Task description:
Pull out every line with the word "various".

Materials provided:
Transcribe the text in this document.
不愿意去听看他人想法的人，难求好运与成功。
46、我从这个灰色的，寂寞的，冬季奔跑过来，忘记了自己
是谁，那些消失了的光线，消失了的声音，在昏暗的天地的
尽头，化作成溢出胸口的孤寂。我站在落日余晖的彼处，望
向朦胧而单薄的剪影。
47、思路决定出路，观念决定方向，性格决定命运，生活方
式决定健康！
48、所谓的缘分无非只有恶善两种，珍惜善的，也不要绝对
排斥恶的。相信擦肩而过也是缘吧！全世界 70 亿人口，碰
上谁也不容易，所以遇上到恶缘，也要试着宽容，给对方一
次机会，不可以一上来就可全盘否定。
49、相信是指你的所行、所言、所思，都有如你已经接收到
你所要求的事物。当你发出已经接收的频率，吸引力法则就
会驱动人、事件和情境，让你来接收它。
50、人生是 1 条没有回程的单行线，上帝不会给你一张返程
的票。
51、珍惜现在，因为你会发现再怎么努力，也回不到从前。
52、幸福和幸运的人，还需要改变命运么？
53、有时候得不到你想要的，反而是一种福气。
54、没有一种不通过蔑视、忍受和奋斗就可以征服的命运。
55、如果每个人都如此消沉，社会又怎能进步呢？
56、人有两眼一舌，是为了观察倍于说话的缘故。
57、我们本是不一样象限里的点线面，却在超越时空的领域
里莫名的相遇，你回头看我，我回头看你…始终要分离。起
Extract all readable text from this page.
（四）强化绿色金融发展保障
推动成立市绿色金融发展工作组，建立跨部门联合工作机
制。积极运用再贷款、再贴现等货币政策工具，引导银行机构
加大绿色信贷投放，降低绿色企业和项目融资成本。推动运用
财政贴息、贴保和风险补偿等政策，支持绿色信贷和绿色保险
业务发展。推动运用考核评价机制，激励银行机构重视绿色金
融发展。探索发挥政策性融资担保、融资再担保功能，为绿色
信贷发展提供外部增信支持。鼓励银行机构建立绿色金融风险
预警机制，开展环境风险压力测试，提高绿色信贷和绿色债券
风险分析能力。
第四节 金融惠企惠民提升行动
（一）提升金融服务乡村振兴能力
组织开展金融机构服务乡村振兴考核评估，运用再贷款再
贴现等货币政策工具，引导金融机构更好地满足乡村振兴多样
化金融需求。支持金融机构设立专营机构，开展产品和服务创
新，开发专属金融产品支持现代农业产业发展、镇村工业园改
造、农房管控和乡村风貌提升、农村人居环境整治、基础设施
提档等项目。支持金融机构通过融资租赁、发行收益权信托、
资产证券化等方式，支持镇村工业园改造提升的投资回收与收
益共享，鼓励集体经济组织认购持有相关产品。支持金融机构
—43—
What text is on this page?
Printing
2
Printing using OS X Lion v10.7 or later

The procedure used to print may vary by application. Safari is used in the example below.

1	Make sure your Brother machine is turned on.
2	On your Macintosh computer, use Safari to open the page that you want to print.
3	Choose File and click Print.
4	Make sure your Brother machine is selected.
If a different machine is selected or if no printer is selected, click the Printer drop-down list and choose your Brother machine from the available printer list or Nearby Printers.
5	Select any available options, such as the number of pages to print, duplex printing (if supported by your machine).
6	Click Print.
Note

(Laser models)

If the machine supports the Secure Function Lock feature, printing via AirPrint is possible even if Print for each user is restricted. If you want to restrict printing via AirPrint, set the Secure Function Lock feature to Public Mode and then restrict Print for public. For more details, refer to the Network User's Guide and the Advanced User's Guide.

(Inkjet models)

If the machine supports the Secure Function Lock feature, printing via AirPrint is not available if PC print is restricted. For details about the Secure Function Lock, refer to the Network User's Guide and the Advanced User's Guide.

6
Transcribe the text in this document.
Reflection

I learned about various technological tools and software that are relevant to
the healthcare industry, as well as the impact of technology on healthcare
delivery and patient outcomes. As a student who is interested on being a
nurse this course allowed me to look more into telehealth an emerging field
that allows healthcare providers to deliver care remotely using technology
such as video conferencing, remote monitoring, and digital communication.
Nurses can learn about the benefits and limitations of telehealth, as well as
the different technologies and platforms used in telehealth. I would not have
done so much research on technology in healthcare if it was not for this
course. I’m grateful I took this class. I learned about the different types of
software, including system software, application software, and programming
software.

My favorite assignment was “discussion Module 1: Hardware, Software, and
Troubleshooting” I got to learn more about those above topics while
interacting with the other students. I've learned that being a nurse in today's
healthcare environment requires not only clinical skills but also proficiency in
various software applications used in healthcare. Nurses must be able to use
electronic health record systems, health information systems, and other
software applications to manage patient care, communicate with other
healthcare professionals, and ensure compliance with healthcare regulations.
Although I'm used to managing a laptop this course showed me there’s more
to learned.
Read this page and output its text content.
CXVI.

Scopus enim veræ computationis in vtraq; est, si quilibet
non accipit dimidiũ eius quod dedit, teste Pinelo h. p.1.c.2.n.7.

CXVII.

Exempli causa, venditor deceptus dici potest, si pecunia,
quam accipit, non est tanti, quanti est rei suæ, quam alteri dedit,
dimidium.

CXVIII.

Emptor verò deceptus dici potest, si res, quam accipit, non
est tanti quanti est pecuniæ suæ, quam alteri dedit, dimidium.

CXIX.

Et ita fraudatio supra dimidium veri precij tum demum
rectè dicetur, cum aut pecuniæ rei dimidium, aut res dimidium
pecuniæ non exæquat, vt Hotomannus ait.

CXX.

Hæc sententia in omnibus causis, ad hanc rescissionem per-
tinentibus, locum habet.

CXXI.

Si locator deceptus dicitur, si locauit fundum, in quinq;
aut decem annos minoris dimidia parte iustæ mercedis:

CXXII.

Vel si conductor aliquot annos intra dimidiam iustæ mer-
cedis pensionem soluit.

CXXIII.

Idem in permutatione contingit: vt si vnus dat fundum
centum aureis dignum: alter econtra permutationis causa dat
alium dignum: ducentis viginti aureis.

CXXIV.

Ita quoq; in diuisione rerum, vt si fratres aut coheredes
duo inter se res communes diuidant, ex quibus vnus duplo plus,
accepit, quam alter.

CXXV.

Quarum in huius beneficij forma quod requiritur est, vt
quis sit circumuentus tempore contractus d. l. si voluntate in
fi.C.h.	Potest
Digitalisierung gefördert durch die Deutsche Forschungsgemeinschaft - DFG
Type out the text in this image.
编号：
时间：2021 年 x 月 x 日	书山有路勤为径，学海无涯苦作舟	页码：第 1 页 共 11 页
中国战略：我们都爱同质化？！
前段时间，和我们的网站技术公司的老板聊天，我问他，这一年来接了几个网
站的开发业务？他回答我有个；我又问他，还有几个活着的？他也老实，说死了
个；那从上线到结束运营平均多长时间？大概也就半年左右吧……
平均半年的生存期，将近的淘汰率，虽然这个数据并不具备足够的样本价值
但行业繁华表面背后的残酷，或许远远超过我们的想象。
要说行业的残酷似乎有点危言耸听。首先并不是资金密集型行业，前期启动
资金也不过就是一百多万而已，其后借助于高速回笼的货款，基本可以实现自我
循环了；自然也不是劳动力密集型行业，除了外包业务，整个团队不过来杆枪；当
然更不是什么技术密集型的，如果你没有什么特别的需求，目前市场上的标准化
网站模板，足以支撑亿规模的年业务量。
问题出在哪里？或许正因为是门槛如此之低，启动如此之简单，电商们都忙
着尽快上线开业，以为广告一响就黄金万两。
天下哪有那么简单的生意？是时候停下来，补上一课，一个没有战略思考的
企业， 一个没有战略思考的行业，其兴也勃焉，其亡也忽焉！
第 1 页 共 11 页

Finished answer:
I learned about various technological tools and software that are relevant to
various software applications used in healthcare. Nurses must be able to use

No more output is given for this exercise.